* _Given request_
Exactly as written, quote every line that follows, skipping the images.

### Excerpted data

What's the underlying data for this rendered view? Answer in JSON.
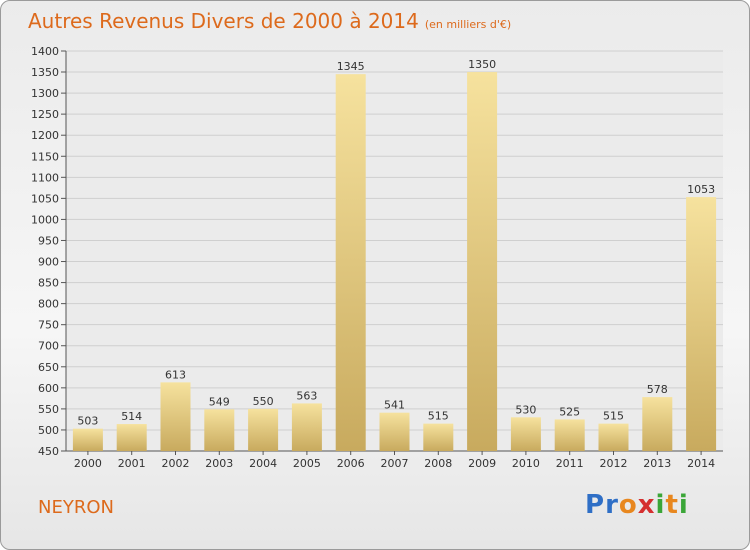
{
  "header": {
    "title": "Autres Revenus Divers de 2000 à 2014",
    "subtitle": "(en milliers d'€)"
  },
  "footer": {
    "commune": "NEYRON",
    "logo_letters": [
      "P",
      "r",
      "o",
      "x",
      "i",
      "t",
      "i"
    ]
  },
  "colors": {
    "title": "#dd6a1c",
    "bar_light": "#f6e29e",
    "bar_dark": "#c8aa5e",
    "logo": [
      "#2f6fc6",
      "#2f6fc6",
      "#e8871e",
      "#d52f2f",
      "#3ba638",
      "#e8871e",
      "#3ba638"
    ]
  },
  "chart_data": {
    "type": "bar",
    "categories": [
      "2000",
      "2001",
      "2002",
      "2003",
      "2004",
      "2005",
      "2006",
      "2007",
      "2008",
      "2009",
      "2010",
      "2011",
      "2012",
      "2013",
      "2014"
    ],
    "values": [
      503,
      514,
      613,
      549,
      550,
      563,
      1345,
      541,
      515,
      1350,
      530,
      525,
      515,
      578,
      1053
    ],
    "ylim": [
      450,
      1400
    ],
    "yticks": [
      450,
      500,
      550,
      600,
      650,
      700,
      750,
      800,
      850,
      900,
      950,
      1000,
      1050,
      1100,
      1150,
      1200,
      1250,
      1300,
      1350,
      1400
    ],
    "grid": true,
    "xlabel": "",
    "ylabel": ""
  }
}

######

* _Written answer_
What's the underlying data for this rendered view? Answer in JSON.
{
  "header": {
    "title": "Autres Revenus Divers de 2000 à 2014",
    "subtitle": "(en milliers d'€)"
  },
  "footer": {
    "commune": "NEYRON",
    "logo_letters": [
      "P",
      "r",
      "o",
      "x",
      "i",
      "t",
      "i"
    ]
  },
  "colors": {
    "title": "#dd6a1c",
    "bar_light": "#f6e29e",
    "bar_dark": "#c8aa5e",
    "logo": [
      "#2f6fc6",
      "#2f6fc6",
      "#e8871e",
      "#d52f2f",
      "#3ba638",
      "#e8871e",
      "#3ba638"
    ]
  },
  "chart_data": {
    "type": "bar",
    "categories": [
      "2000",
      "2001",
      "2002",
      "2003",
      "2004",
      "2005",
      "2006",
      "2007",
      "2008",
      "2009",
      "2010",
      "2011",
      "2012",
      "2013",
      "2014"
    ],
    "values": [
      503,
      514,
      613,
      549,
      550,
      563,
      1345,
      541,
      515,
      1350,
      530,
      525,
      515,
      578,
      1053
    ],
    "ylim": [
      450,
      1400
    ],
    "yticks": [
      450,
      500,
      550,
      600,
      650,
      700,
      750,
      800,
      850,
      900,
      950,
      1000,
      1050,
      1100,
      1150,
      1200,
      1250,
      1300,
      1350,
      1400
    ],
    "grid": true,
    "xlabel": "",
    "ylabel": ""
  }
}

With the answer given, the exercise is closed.